[begin Material for the task]

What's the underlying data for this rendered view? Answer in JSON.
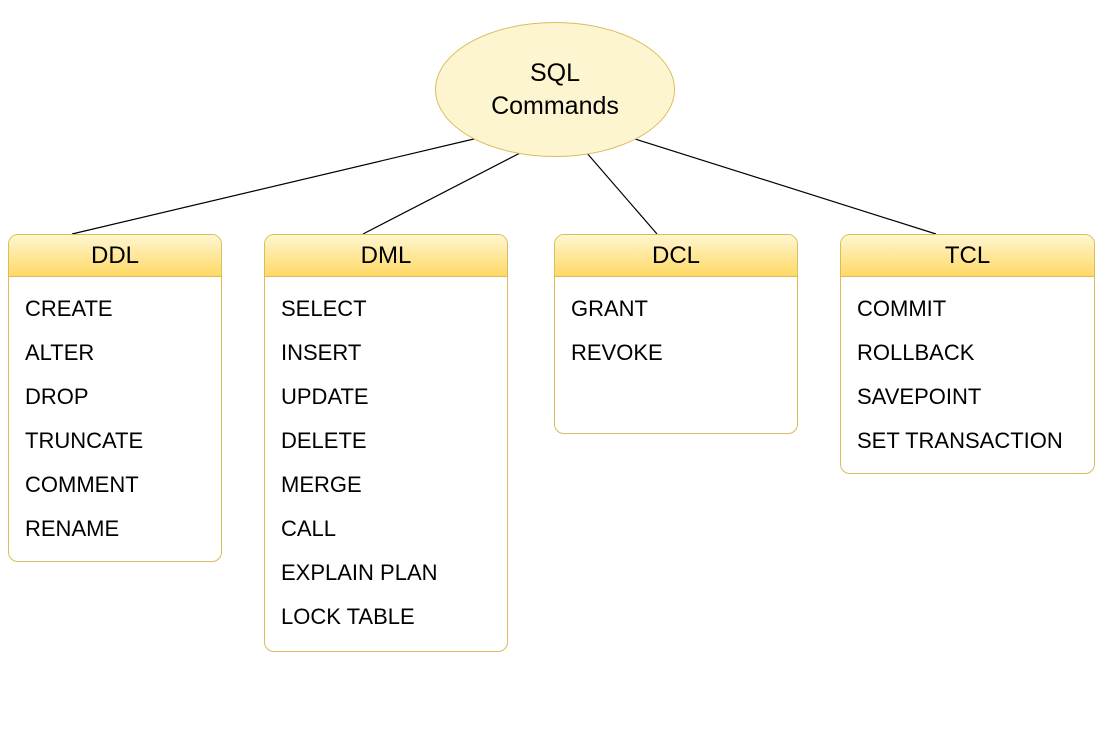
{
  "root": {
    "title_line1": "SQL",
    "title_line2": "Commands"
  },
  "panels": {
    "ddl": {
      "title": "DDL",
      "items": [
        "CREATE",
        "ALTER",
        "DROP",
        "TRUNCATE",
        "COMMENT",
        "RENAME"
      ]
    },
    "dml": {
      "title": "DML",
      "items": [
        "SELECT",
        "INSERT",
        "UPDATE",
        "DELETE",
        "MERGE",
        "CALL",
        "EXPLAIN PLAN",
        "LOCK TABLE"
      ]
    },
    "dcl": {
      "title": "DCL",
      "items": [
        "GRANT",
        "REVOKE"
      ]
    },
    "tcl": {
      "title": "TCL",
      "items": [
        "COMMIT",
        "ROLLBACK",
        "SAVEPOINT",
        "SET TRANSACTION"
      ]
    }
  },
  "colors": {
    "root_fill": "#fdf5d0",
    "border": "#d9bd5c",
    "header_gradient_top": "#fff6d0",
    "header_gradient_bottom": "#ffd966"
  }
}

[end Material for the task]

What you are asked to do ->
Can you restate all the records above word for word while dropping the pictures?

Reply ->
What's the underlying data for this rendered view? Answer in JSON.
{
  "root": {
    "title_line1": "SQL",
    "title_line2": "Commands"
  },
  "panels": {
    "ddl": {
      "title": "DDL",
      "items": [
        "CREATE",
        "ALTER",
        "DROP",
        "TRUNCATE",
        "COMMENT",
        "RENAME"
      ]
    },
    "dml": {
      "title": "DML",
      "items": [
        "SELECT",
        "INSERT",
        "UPDATE",
        "DELETE",
        "MERGE",
        "CALL",
        "EXPLAIN PLAN",
        "LOCK TABLE"
      ]
    },
    "dcl": {
      "title": "DCL",
      "items": [
        "GRANT",
        "REVOKE"
      ]
    },
    "tcl": {
      "title": "TCL",
      "items": [
        "COMMIT",
        "ROLLBACK",
        "SAVEPOINT",
        "SET TRANSACTION"
      ]
    }
  },
  "colors": {
    "root_fill": "#fdf5d0",
    "border": "#d9bd5c",
    "header_gradient_top": "#fff6d0",
    "header_gradient_bottom": "#ffd966"
  }
}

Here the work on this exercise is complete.